Excerpted data -
########################################
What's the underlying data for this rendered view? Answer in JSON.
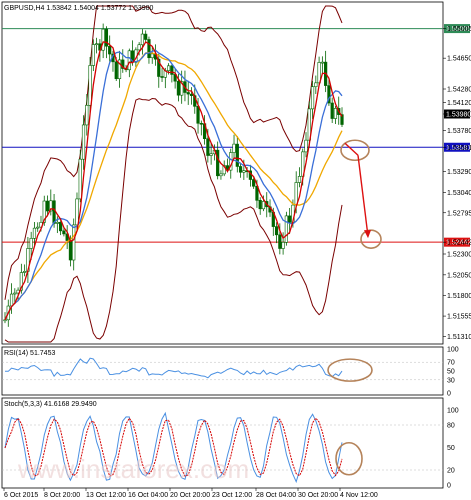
{
  "header": {
    "symbol_line": "GBPUSD,H4  1.53842 1.54004 1.53772 1.53980"
  },
  "price_axis": {
    "ticks": [
      "1.55005",
      "1.54650",
      "1.54280",
      "1.54120",
      "1.53980",
      "1.53780",
      "1.53581",
      "1.53290",
      "1.53040",
      "1.52795",
      "1.52442",
      "1.52300",
      "1.52050",
      "1.51800",
      "1.51555",
      "1.51310"
    ],
    "current_price": "1.53980",
    "levels": [
      {
        "name": "resistance",
        "price": "1.55005",
        "color": "#2e8b57"
      },
      {
        "name": "support",
        "price": "1.53581",
        "color": "#1010c0"
      },
      {
        "name": "target",
        "price": "1.52442",
        "color": "#dd1111"
      }
    ]
  },
  "rsi": {
    "label": "RSI(14) 51.7453",
    "ticks": [
      "100",
      "70",
      "50",
      "30",
      "0"
    ]
  },
  "stoch": {
    "label": "Stoch(5,3,3) 41.6168 29.9490",
    "ticks": [
      "100",
      "80",
      "50",
      "20",
      "0"
    ]
  },
  "time_axis": {
    "labels": [
      "6 Oct 2015",
      "8 Oct 20:00",
      "13 Oct 12:00",
      "16 Oct 04:00",
      "20 Oct 20:00",
      "23 Oct 12:00",
      "28 Oct 04:00",
      "30 Oct 20:00",
      "4 Nov 12:00"
    ]
  },
  "watermark": "www.instaforex.com",
  "colors": {
    "bollinger": "#7a0000",
    "ma_fast": "#d40000",
    "ma_mid": "#3a6fd8",
    "ma_slow": "#f0a800",
    "rsi_line": "#4a90e2",
    "annotation": "#b5835a"
  }
}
########################################
To do - Gather up every line from the listing above in which the word "name" occurs.

Reply to the task -
        "name": "resistance",
        "name": "support",
        "name": "target",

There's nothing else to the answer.